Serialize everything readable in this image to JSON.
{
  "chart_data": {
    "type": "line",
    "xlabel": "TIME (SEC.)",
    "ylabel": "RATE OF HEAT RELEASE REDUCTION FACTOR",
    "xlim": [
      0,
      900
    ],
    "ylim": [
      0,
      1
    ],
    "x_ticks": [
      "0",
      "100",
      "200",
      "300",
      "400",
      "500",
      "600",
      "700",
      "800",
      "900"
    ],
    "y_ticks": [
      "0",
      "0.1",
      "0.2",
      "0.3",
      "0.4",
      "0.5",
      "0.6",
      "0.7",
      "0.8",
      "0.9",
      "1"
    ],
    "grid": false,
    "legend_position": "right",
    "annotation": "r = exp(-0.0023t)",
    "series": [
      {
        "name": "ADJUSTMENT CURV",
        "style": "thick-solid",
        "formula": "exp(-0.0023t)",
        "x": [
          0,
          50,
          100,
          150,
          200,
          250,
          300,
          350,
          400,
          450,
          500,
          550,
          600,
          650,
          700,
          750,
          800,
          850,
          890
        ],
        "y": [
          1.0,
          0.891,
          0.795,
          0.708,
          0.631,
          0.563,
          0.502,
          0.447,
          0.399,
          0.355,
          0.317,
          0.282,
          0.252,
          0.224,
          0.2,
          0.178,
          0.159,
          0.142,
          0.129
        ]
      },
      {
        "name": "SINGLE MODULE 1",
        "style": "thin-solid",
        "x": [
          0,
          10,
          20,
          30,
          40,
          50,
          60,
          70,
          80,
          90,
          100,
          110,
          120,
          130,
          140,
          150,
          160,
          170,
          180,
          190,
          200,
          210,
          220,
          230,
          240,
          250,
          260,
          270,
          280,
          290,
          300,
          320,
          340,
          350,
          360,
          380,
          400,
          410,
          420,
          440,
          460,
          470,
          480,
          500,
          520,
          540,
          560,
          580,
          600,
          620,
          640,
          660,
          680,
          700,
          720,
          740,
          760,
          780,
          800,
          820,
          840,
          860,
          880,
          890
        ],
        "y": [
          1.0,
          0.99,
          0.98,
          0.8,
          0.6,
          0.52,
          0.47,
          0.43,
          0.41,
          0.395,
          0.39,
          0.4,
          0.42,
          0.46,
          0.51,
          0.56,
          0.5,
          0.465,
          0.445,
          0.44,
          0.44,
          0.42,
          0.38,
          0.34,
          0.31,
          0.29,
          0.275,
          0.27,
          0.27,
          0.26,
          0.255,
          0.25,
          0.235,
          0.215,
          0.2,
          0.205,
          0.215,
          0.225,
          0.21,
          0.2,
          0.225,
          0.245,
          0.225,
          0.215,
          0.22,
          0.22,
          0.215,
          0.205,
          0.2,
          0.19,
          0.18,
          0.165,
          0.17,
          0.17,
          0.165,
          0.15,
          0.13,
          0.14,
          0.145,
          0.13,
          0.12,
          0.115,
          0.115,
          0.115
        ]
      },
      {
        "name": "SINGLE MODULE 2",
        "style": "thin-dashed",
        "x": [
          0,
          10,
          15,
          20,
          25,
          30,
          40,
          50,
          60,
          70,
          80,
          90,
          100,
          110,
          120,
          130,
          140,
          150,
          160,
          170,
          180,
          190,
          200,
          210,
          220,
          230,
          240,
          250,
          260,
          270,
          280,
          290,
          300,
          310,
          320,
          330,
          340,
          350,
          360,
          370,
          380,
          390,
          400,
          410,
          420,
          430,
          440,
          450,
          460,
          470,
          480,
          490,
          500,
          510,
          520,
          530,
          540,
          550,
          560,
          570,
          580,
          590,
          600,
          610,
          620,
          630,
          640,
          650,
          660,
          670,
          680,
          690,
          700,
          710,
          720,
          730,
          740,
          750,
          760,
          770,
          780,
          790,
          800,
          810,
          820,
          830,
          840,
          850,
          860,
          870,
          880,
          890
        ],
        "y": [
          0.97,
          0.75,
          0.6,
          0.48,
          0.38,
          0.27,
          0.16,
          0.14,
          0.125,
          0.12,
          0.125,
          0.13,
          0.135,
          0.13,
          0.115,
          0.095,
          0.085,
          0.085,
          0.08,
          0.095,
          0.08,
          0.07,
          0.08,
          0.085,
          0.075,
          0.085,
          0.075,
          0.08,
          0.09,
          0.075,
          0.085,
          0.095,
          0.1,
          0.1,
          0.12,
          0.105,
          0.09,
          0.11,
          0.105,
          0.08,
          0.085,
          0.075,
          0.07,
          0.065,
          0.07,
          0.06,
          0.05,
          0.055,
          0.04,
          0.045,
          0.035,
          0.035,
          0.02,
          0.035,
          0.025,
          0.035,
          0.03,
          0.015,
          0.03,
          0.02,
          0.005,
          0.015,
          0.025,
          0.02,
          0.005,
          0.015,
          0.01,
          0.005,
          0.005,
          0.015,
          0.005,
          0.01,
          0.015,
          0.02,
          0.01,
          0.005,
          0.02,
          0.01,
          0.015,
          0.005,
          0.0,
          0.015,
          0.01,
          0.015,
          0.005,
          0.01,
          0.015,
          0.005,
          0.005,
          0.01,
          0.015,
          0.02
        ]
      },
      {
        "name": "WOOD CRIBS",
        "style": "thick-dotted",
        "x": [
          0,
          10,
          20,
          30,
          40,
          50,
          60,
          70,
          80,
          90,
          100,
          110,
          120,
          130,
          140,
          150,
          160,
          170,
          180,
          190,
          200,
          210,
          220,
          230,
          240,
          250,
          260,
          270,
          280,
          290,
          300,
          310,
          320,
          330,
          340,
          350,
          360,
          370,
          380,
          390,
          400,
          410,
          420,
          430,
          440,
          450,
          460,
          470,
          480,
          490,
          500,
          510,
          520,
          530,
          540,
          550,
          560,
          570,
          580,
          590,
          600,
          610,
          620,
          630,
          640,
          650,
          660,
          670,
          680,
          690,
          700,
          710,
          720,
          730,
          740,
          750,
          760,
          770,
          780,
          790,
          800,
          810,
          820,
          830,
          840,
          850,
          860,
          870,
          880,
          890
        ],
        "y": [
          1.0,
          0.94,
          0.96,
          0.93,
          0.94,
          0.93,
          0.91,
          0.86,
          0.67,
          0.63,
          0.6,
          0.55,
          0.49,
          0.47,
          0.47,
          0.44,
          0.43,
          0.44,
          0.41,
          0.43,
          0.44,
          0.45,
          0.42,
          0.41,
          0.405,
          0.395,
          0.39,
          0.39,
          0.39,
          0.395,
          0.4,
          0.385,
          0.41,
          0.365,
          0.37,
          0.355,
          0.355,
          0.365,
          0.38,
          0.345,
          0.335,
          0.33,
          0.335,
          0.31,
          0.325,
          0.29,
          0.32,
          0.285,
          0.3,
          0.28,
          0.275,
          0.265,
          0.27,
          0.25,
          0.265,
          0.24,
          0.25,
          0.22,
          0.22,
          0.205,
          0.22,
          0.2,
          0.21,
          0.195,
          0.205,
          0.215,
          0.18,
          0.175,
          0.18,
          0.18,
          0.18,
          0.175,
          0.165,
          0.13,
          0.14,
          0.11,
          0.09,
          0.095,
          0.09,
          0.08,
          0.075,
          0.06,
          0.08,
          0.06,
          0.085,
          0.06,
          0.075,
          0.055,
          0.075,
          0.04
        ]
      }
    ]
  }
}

----

-- Given instruction --
Recopy the entries above exactly, with every line included.

-- Written solution --
Serialize everything readable in this image to JSON.
{
  "chart_data": {
    "type": "line",
    "xlabel": "TIME (SEC.)",
    "ylabel": "RATE OF HEAT RELEASE REDUCTION FACTOR",
    "xlim": [
      0,
      900
    ],
    "ylim": [
      0,
      1
    ],
    "x_ticks": [
      "0",
      "100",
      "200",
      "300",
      "400",
      "500",
      "600",
      "700",
      "800",
      "900"
    ],
    "y_ticks": [
      "0",
      "0.1",
      "0.2",
      "0.3",
      "0.4",
      "0.5",
      "0.6",
      "0.7",
      "0.8",
      "0.9",
      "1"
    ],
    "grid": false,
    "legend_position": "right",
    "annotation": "r = exp(-0.0023t)",
    "series": [
      {
        "name": "ADJUSTMENT CURV",
        "style": "thick-solid",
        "formula": "exp(-0.0023t)",
        "x": [
          0,
          50,
          100,
          150,
          200,
          250,
          300,
          350,
          400,
          450,
          500,
          550,
          600,
          650,
          700,
          750,
          800,
          850,
          890
        ],
        "y": [
          1.0,
          0.891,
          0.795,
          0.708,
          0.631,
          0.563,
          0.502,
          0.447,
          0.399,
          0.355,
          0.317,
          0.282,
          0.252,
          0.224,
          0.2,
          0.178,
          0.159,
          0.142,
          0.129
        ]
      },
      {
        "name": "SINGLE MODULE 1",
        "style": "thin-solid",
        "x": [
          0,
          10,
          20,
          30,
          40,
          50,
          60,
          70,
          80,
          90,
          100,
          110,
          120,
          130,
          140,
          150,
          160,
          170,
          180,
          190,
          200,
          210,
          220,
          230,
          240,
          250,
          260,
          270,
          280,
          290,
          300,
          320,
          340,
          350,
          360,
          380,
          400,
          410,
          420,
          440,
          460,
          470,
          480,
          500,
          520,
          540,
          560,
          580,
          600,
          620,
          640,
          660,
          680,
          700,
          720,
          740,
          760,
          780,
          800,
          820,
          840,
          860,
          880,
          890
        ],
        "y": [
          1.0,
          0.99,
          0.98,
          0.8,
          0.6,
          0.52,
          0.47,
          0.43,
          0.41,
          0.395,
          0.39,
          0.4,
          0.42,
          0.46,
          0.51,
          0.56,
          0.5,
          0.465,
          0.445,
          0.44,
          0.44,
          0.42,
          0.38,
          0.34,
          0.31,
          0.29,
          0.275,
          0.27,
          0.27,
          0.26,
          0.255,
          0.25,
          0.235,
          0.215,
          0.2,
          0.205,
          0.215,
          0.225,
          0.21,
          0.2,
          0.225,
          0.245,
          0.225,
          0.215,
          0.22,
          0.22,
          0.215,
          0.205,
          0.2,
          0.19,
          0.18,
          0.165,
          0.17,
          0.17,
          0.165,
          0.15,
          0.13,
          0.14,
          0.145,
          0.13,
          0.12,
          0.115,
          0.115,
          0.115
        ]
      },
      {
        "name": "SINGLE MODULE 2",
        "style": "thin-dashed",
        "x": [
          0,
          10,
          15,
          20,
          25,
          30,
          40,
          50,
          60,
          70,
          80,
          90,
          100,
          110,
          120,
          130,
          140,
          150,
          160,
          170,
          180,
          190,
          200,
          210,
          220,
          230,
          240,
          250,
          260,
          270,
          280,
          290,
          300,
          310,
          320,
          330,
          340,
          350,
          360,
          370,
          380,
          390,
          400,
          410,
          420,
          430,
          440,
          450,
          460,
          470,
          480,
          490,
          500,
          510,
          520,
          530,
          540,
          550,
          560,
          570,
          580,
          590,
          600,
          610,
          620,
          630,
          640,
          650,
          660,
          670,
          680,
          690,
          700,
          710,
          720,
          730,
          740,
          750,
          760,
          770,
          780,
          790,
          800,
          810,
          820,
          830,
          840,
          850,
          860,
          870,
          880,
          890
        ],
        "y": [
          0.97,
          0.75,
          0.6,
          0.48,
          0.38,
          0.27,
          0.16,
          0.14,
          0.125,
          0.12,
          0.125,
          0.13,
          0.135,
          0.13,
          0.115,
          0.095,
          0.085,
          0.085,
          0.08,
          0.095,
          0.08,
          0.07,
          0.08,
          0.085,
          0.075,
          0.085,
          0.075,
          0.08,
          0.09,
          0.075,
          0.085,
          0.095,
          0.1,
          0.1,
          0.12,
          0.105,
          0.09,
          0.11,
          0.105,
          0.08,
          0.085,
          0.075,
          0.07,
          0.065,
          0.07,
          0.06,
          0.05,
          0.055,
          0.04,
          0.045,
          0.035,
          0.035,
          0.02,
          0.035,
          0.025,
          0.035,
          0.03,
          0.015,
          0.03,
          0.02,
          0.005,
          0.015,
          0.025,
          0.02,
          0.005,
          0.015,
          0.01,
          0.005,
          0.005,
          0.015,
          0.005,
          0.01,
          0.015,
          0.02,
          0.01,
          0.005,
          0.02,
          0.01,
          0.015,
          0.005,
          0.0,
          0.015,
          0.01,
          0.015,
          0.005,
          0.01,
          0.015,
          0.005,
          0.005,
          0.01,
          0.015,
          0.02
        ]
      },
      {
        "name": "WOOD CRIBS",
        "style": "thick-dotted",
        "x": [
          0,
          10,
          20,
          30,
          40,
          50,
          60,
          70,
          80,
          90,
          100,
          110,
          120,
          130,
          140,
          150,
          160,
          170,
          180,
          190,
          200,
          210,
          220,
          230,
          240,
          250,
          260,
          270,
          280,
          290,
          300,
          310,
          320,
          330,
          340,
          350,
          360,
          370,
          380,
          390,
          400,
          410,
          420,
          430,
          440,
          450,
          460,
          470,
          480,
          490,
          500,
          510,
          520,
          530,
          540,
          550,
          560,
          570,
          580,
          590,
          600,
          610,
          620,
          630,
          640,
          650,
          660,
          670,
          680,
          690,
          700,
          710,
          720,
          730,
          740,
          750,
          760,
          770,
          780,
          790,
          800,
          810,
          820,
          830,
          840,
          850,
          860,
          870,
          880,
          890
        ],
        "y": [
          1.0,
          0.94,
          0.96,
          0.93,
          0.94,
          0.93,
          0.91,
          0.86,
          0.67,
          0.63,
          0.6,
          0.55,
          0.49,
          0.47,
          0.47,
          0.44,
          0.43,
          0.44,
          0.41,
          0.43,
          0.44,
          0.45,
          0.42,
          0.41,
          0.405,
          0.395,
          0.39,
          0.39,
          0.39,
          0.395,
          0.4,
          0.385,
          0.41,
          0.365,
          0.37,
          0.355,
          0.355,
          0.365,
          0.38,
          0.345,
          0.335,
          0.33,
          0.335,
          0.31,
          0.325,
          0.29,
          0.32,
          0.285,
          0.3,
          0.28,
          0.275,
          0.265,
          0.27,
          0.25,
          0.265,
          0.24,
          0.25,
          0.22,
          0.22,
          0.205,
          0.22,
          0.2,
          0.21,
          0.195,
          0.205,
          0.215,
          0.18,
          0.175,
          0.18,
          0.18,
          0.18,
          0.175,
          0.165,
          0.13,
          0.14,
          0.11,
          0.09,
          0.095,
          0.09,
          0.08,
          0.075,
          0.06,
          0.08,
          0.06,
          0.085,
          0.06,
          0.075,
          0.055,
          0.075,
          0.04
        ]
      }
    ]
  }
}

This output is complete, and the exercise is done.